### What is being asked
Transcribe the listing below word for word.

### Stored rows
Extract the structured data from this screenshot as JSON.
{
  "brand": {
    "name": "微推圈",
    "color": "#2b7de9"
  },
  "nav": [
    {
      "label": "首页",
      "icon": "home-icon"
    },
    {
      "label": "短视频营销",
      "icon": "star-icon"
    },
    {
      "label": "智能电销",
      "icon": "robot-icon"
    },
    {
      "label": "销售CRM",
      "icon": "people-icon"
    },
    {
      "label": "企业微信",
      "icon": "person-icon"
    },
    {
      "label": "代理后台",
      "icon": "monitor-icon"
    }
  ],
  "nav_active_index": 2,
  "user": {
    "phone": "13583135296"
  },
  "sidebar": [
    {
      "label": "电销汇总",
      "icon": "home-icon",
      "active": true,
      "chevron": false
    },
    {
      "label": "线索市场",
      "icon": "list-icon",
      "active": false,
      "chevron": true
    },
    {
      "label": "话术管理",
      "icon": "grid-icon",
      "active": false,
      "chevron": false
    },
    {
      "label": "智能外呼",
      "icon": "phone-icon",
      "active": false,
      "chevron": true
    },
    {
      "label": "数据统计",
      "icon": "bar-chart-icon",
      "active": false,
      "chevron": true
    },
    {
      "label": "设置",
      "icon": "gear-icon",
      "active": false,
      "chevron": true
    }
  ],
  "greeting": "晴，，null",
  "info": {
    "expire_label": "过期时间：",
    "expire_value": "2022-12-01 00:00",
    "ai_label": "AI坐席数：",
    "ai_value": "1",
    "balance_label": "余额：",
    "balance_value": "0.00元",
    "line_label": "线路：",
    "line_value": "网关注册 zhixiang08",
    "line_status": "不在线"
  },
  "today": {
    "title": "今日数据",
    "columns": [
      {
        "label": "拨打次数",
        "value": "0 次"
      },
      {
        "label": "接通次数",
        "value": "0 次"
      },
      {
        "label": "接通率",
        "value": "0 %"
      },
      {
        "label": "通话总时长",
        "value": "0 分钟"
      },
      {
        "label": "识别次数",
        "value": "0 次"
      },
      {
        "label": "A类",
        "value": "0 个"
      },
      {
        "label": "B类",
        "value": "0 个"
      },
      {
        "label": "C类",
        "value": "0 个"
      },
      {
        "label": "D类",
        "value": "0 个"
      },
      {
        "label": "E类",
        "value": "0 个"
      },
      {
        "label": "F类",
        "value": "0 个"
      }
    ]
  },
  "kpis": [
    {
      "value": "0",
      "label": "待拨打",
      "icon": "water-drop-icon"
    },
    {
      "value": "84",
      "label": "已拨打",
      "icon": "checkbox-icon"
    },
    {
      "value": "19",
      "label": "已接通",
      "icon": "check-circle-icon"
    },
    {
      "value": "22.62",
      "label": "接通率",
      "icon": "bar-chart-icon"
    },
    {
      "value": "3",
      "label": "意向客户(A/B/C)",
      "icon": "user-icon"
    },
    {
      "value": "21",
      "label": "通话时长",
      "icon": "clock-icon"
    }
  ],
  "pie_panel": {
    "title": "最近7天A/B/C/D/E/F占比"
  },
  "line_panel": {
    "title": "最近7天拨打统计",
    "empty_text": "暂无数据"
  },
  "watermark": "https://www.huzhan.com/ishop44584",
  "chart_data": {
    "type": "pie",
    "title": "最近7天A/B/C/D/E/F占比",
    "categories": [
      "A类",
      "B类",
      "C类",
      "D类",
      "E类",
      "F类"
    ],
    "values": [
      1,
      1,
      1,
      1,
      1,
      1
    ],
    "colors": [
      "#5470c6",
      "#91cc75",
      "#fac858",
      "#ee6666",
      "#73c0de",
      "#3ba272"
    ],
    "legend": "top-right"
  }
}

### Full answer
Extract the structured data from this screenshot as JSON.
{
  "brand": {
    "name": "微推圈",
    "color": "#2b7de9"
  },
  "nav": [
    {
      "label": "首页",
      "icon": "home-icon"
    },
    {
      "label": "短视频营销",
      "icon": "star-icon"
    },
    {
      "label": "智能电销",
      "icon": "robot-icon"
    },
    {
      "label": "销售CRM",
      "icon": "people-icon"
    },
    {
      "label": "企业微信",
      "icon": "person-icon"
    },
    {
      "label": "代理后台",
      "icon": "monitor-icon"
    }
  ],
  "nav_active_index": 2,
  "user": {
    "phone": "13583135296"
  },
  "sidebar": [
    {
      "label": "电销汇总",
      "icon": "home-icon",
      "active": true,
      "chevron": false
    },
    {
      "label": "线索市场",
      "icon": "list-icon",
      "active": false,
      "chevron": true
    },
    {
      "label": "话术管理",
      "icon": "grid-icon",
      "active": false,
      "chevron": false
    },
    {
      "label": "智能外呼",
      "icon": "phone-icon",
      "active": false,
      "chevron": true
    },
    {
      "label": "数据统计",
      "icon": "bar-chart-icon",
      "active": false,
      "chevron": true
    },
    {
      "label": "设置",
      "icon": "gear-icon",
      "active": false,
      "chevron": true
    }
  ],
  "greeting": "晴，，null",
  "info": {
    "expire_label": "过期时间：",
    "expire_value": "2022-12-01 00:00",
    "ai_label": "AI坐席数：",
    "ai_value": "1",
    "balance_label": "余额：",
    "balance_value": "0.00元",
    "line_label": "线路：",
    "line_value": "网关注册 zhixiang08",
    "line_status": "不在线"
  },
  "today": {
    "title": "今日数据",
    "columns": [
      {
        "label": "拨打次数",
        "value": "0 次"
      },
      {
        "label": "接通次数",
        "value": "0 次"
      },
      {
        "label": "接通率",
        "value": "0 %"
      },
      {
        "label": "通话总时长",
        "value": "0 分钟"
      },
      {
        "label": "识别次数",
        "value": "0 次"
      },
      {
        "label": "A类",
        "value": "0 个"
      },
      {
        "label": "B类",
        "value": "0 个"
      },
      {
        "label": "C类",
        "value": "0 个"
      },
      {
        "label": "D类",
        "value": "0 个"
      },
      {
        "label": "E类",
        "value": "0 个"
      },
      {
        "label": "F类",
        "value": "0 个"
      }
    ]
  },
  "kpis": [
    {
      "value": "0",
      "label": "待拨打",
      "icon": "water-drop-icon"
    },
    {
      "value": "84",
      "label": "已拨打",
      "icon": "checkbox-icon"
    },
    {
      "value": "19",
      "label": "已接通",
      "icon": "check-circle-icon"
    },
    {
      "value": "22.62",
      "label": "接通率",
      "icon": "bar-chart-icon"
    },
    {
      "value": "3",
      "label": "意向客户(A/B/C)",
      "icon": "user-icon"
    },
    {
      "value": "21",
      "label": "通话时长",
      "icon": "clock-icon"
    }
  ],
  "pie_panel": {
    "title": "最近7天A/B/C/D/E/F占比"
  },
  "line_panel": {
    "title": "最近7天拨打统计",
    "empty_text": "暂无数据"
  },
  "watermark": "https://www.huzhan.com/ishop44584",
  "chart_data": {
    "type": "pie",
    "title": "最近7天A/B/C/D/E/F占比",
    "categories": [
      "A类",
      "B类",
      "C类",
      "D类",
      "E类",
      "F类"
    ],
    "values": [
      1,
      1,
      1,
      1,
      1,
      1
    ],
    "colors": [
      "#5470c6",
      "#91cc75",
      "#fac858",
      "#ee6666",
      "#73c0de",
      "#3ba272"
    ],
    "legend": "top-right"
  }
}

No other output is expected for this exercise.